_Data shown_
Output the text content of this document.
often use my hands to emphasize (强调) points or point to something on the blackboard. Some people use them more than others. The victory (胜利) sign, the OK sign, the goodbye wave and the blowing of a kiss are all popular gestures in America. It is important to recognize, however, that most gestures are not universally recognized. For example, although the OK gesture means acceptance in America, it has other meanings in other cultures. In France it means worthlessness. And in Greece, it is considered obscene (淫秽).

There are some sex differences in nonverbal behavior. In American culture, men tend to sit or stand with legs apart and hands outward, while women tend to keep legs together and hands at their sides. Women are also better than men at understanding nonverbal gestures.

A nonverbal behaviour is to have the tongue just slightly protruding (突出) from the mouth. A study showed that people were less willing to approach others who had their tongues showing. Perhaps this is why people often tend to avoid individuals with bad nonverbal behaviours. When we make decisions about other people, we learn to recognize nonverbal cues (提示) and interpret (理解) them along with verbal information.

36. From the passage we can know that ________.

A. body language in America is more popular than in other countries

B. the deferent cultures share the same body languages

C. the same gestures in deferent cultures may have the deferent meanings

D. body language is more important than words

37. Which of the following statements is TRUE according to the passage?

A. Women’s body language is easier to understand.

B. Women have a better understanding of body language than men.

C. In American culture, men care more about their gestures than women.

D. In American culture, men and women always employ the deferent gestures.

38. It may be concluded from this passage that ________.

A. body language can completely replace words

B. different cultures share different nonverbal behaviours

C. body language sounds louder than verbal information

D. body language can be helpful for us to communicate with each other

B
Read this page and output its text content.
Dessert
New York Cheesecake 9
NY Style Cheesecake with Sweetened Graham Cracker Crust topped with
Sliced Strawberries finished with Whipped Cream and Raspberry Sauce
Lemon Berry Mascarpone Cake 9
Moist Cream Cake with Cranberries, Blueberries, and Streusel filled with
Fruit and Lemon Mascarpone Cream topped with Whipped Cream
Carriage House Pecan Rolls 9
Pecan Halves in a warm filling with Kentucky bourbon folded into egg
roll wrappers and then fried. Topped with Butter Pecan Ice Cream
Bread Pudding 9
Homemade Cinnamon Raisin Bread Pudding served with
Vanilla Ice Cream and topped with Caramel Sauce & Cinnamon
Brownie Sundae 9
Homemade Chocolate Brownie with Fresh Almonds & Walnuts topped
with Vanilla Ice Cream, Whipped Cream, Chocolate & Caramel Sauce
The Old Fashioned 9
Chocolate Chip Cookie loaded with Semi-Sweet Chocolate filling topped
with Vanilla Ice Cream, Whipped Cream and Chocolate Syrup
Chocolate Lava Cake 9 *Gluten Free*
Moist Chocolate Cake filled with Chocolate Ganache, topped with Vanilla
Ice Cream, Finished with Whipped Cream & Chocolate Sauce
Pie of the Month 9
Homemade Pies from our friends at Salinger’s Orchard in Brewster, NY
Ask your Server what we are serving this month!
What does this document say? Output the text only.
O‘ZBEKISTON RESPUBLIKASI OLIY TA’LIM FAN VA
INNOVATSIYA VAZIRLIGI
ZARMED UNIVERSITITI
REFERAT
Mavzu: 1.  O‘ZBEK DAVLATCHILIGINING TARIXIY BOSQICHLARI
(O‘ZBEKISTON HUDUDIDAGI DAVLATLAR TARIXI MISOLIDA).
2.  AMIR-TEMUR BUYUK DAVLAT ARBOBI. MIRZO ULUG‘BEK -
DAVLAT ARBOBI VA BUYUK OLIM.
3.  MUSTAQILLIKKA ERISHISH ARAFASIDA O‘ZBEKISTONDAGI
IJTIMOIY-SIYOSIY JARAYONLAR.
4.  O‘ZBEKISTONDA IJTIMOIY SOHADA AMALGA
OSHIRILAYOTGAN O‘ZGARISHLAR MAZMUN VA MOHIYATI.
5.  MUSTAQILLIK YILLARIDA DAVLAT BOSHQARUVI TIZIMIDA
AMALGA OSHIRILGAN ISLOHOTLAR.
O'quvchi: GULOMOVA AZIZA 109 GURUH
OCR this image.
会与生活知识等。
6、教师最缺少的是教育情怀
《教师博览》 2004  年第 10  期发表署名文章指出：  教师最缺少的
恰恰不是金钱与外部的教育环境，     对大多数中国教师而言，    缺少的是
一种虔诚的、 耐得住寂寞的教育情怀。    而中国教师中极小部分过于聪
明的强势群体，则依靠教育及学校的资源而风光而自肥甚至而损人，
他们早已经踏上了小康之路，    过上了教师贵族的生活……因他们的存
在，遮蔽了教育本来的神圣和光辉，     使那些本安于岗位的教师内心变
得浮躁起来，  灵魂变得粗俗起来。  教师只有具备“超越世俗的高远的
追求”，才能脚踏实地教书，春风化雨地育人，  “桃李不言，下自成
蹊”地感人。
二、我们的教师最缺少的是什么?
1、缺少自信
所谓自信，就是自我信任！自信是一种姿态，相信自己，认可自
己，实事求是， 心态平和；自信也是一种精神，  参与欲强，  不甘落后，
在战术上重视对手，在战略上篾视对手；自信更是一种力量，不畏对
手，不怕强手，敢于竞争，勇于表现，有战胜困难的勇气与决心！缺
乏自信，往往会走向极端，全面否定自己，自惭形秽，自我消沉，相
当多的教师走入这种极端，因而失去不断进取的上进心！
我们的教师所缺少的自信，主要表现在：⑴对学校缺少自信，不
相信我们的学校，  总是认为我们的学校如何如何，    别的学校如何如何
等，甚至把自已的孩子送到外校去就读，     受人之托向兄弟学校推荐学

_Goal_
Provide all the records again, word for word.

_Written solution_
Output the text content of this document.
often use my hands to emphasize (强调) points or point to something on the blackboard. Some people use them more than others. The victory (胜利) sign, the OK sign, the goodbye wave and the blowing of a kiss are all popular gestures in America. It is important to recognize, however, that most gestures are not universally recognized. For example, although the OK gesture means acceptance in America, it has other meanings in other cultures. In France it means worthlessness. And in Greece, it is considered obscene (淫秽).

There are some sex differences in nonverbal behavior. In American culture, men tend to sit or stand with legs apart and hands outward, while women tend to keep legs together and hands at their sides. Women are also better than men at understanding nonverbal gestures.

A nonverbal behaviour is to have the tongue just slightly protruding (突出) from the mouth. A study showed that people were less willing to approach others who had their tongues showing. Perhaps this is why people often tend to avoid individuals with bad nonverbal behaviours. When we make decisions about other people, we learn to recognize nonverbal cues (提示) and interpret (理解) them along with verbal information.

36. From the passage we can know that ________.

A. body language in America is more popular than in other countries

B. the deferent cultures share the same body languages

C. the same gestures in deferent cultures may have the deferent meanings

D. body language is more important than words

37. Which of the following statements is TRUE according to the passage?

A. Women’s body language is easier to understand.

B. Women have a better understanding of body language than men.

C. In American culture, men care more about their gestures than women.

D. In American culture, men and women always employ the deferent gestures.

38. It may be concluded from this passage that ________.

A. body language can completely replace words

B. different cultures share different nonverbal behaviours

C. body language sounds louder than verbal information

D. body language can be helpful for us to communicate with each other

B
Read this page and output its text content.
Dessert
New York Cheesecake 9
NY Style Cheesecake with Sweetened Graham Cracker Crust topped with
Sliced Strawberries finished with Whipped Cream and Raspberry Sauce
Lemon Berry Mascarpone Cake 9
Moist Cream Cake with Cranberries, Blueberries, and Streusel filled with
Fruit and Lemon Mascarpone Cream topped with Whipped Cream
Carriage House Pecan Rolls 9
Pecan Halves in a warm filling with Kentucky bourbon folded into egg
roll wrappers and then fried. Topped with Butter Pecan Ice Cream
Bread Pudding 9
Homemade Cinnamon Raisin Bread Pudding served with
Vanilla Ice Cream and topped with Caramel Sauce & Cinnamon
Brownie Sundae 9
Homemade Chocolate Brownie with Fresh Almonds & Walnuts topped
with Vanilla Ice Cream, Whipped Cream, Chocolate & Caramel Sauce
The Old Fashioned 9
Chocolate Chip Cookie loaded with Semi-Sweet Chocolate filling topped
with Vanilla Ice Cream, Whipped Cream and Chocolate Syrup
Chocolate Lava Cake 9 *Gluten Free*
Moist Chocolate Cake filled with Chocolate Ganache, topped with Vanilla
Ice Cream, Finished with Whipped Cream & Chocolate Sauce
Pie of the Month 9
Homemade Pies from our friends at Salinger’s Orchard in Brewster, NY
Ask your Server what we are serving this month!
What does this document say? Output the text only.
O‘ZBEKISTON RESPUBLIKASI OLIY TA’LIM FAN VA
INNOVATSIYA VAZIRLIGI
ZARMED UNIVERSITITI
REFERAT
Mavzu: 1.  O‘ZBEK DAVLATCHILIGINING TARIXIY BOSQICHLARI
(O‘ZBEKISTON HUDUDIDAGI DAVLATLAR TARIXI MISOLIDA).
2.  AMIR-TEMUR BUYUK DAVLAT ARBOBI. MIRZO ULUG‘BEK -
DAVLAT ARBOBI VA BUYUK OLIM.
3.  MUSTAQILLIKKA ERISHISH ARAFASIDA O‘ZBEKISTONDAGI
IJTIMOIY-SIYOSIY JARAYONLAR.
4.  O‘ZBEKISTONDA IJTIMOIY SOHADA AMALGA
OSHIRILAYOTGAN O‘ZGARISHLAR MAZMUN VA MOHIYATI.
5.  MUSTAQILLIK YILLARIDA DAVLAT BOSHQARUVI TIZIMIDA
AMALGA OSHIRILGAN ISLOHOTLAR.
O'quvchi: GULOMOVA AZIZA 109 GURUH
OCR this image.
会与生活知识等。
6、教师最缺少的是教育情怀
《教师博览》 2004  年第 10  期发表署名文章指出：  教师最缺少的
恰恰不是金钱与外部的教育环境，     对大多数中国教师而言，    缺少的是
一种虔诚的、 耐得住寂寞的教育情怀。    而中国教师中极小部分过于聪
明的强势群体，则依靠教育及学校的资源而风光而自肥甚至而损人，
他们早已经踏上了小康之路，    过上了教师贵族的生活……因他们的存
在，遮蔽了教育本来的神圣和光辉，     使那些本安于岗位的教师内心变
得浮躁起来，  灵魂变得粗俗起来。  教师只有具备“超越世俗的高远的
追求”，才能脚踏实地教书，春风化雨地育人，  “桃李不言，下自成
蹊”地感人。
二、我们的教师最缺少的是什么?
1、缺少自信
所谓自信，就是自我信任！自信是一种姿态，相信自己，认可自
己，实事求是， 心态平和；自信也是一种精神，  参与欲强，  不甘落后，
在战术上重视对手，在战略上篾视对手；自信更是一种力量，不畏对
手，不怕强手，敢于竞争，勇于表现，有战胜困难的勇气与决心！缺
乏自信，往往会走向极端，全面否定自己，自惭形秽，自我消沉，相
当多的教师走入这种极端，因而失去不断进取的上进心！
我们的教师所缺少的自信，主要表现在：⑴对学校缺少自信，不
相信我们的学校，  总是认为我们的学校如何如何，    别的学校如何如何
等，甚至把自已的孩子送到外校去就读，     受人之托向兄弟学校推荐学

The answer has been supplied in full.